Aim of the exercise: Spot every line with the word "อเปล" and return it.

(Data records)
▬▬▬

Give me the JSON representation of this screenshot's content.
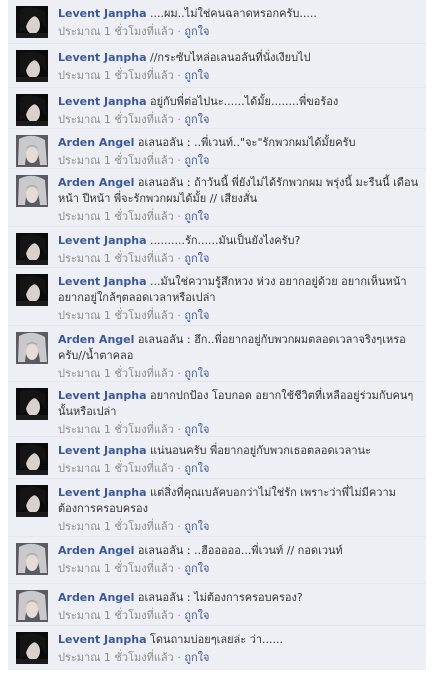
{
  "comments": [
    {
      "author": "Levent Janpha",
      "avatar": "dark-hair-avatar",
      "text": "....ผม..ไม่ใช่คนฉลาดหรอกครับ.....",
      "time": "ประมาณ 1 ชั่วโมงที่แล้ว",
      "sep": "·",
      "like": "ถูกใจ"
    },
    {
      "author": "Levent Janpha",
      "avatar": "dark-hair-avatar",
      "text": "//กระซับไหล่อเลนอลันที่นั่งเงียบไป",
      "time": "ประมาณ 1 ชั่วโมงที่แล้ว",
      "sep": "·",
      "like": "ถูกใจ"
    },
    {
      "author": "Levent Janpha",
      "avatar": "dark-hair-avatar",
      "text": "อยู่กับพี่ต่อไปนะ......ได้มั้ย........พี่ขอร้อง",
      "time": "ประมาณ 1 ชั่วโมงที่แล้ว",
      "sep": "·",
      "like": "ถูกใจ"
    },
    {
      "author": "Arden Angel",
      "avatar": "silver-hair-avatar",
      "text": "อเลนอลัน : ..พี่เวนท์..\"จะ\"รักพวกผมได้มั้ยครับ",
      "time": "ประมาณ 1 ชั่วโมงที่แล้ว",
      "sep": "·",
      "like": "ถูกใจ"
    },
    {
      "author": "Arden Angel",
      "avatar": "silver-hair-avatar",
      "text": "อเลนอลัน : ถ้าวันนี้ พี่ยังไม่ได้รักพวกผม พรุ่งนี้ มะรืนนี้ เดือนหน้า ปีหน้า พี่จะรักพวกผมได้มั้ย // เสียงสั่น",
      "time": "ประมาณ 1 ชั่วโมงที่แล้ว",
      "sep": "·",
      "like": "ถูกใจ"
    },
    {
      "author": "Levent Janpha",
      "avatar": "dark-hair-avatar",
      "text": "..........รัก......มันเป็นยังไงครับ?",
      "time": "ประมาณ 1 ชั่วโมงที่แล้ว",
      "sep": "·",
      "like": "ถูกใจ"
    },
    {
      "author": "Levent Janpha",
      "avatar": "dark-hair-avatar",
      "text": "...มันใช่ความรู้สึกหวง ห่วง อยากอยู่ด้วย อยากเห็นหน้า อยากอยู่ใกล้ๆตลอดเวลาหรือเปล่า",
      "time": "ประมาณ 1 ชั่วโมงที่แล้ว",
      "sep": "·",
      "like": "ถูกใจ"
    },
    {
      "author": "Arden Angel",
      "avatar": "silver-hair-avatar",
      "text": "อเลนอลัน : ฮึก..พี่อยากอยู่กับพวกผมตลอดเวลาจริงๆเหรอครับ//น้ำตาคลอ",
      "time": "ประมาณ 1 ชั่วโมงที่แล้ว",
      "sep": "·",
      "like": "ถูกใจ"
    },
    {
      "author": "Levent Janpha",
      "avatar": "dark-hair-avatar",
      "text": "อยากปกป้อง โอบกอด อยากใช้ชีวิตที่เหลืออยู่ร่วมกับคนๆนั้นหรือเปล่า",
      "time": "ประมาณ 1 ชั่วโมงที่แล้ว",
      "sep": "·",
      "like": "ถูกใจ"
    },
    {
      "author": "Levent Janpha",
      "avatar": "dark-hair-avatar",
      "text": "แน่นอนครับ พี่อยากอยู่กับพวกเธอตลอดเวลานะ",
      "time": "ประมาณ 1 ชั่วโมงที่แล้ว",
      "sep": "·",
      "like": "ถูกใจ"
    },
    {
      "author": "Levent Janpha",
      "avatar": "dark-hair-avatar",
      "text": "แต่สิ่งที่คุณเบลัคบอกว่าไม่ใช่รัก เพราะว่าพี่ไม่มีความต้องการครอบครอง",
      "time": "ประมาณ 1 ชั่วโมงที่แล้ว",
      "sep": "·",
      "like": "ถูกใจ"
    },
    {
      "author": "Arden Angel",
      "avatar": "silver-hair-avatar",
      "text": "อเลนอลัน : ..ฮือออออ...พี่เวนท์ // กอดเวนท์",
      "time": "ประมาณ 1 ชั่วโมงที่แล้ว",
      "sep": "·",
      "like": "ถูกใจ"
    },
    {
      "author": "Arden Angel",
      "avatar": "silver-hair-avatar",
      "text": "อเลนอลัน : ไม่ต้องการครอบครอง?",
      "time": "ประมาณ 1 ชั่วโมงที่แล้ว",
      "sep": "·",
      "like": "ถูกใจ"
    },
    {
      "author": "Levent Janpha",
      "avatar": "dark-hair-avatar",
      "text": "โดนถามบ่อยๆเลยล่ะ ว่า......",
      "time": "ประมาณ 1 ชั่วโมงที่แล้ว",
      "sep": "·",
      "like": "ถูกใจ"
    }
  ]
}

▬▬▬

Solution to this exercise:
      "text": "...มันใช่ความรู้สึกหวง ห่วง อยากอยู่ด้วย อยากเห็นหน้า อยากอยู่ใกล้ๆตลอดเวลาหรือเปล่า",
      "text": "อยากปกป้อง โอบกอด อยากใช้ชีวิตที่เหลืออยู่ร่วมกับคนๆนั้นหรือเปล่า",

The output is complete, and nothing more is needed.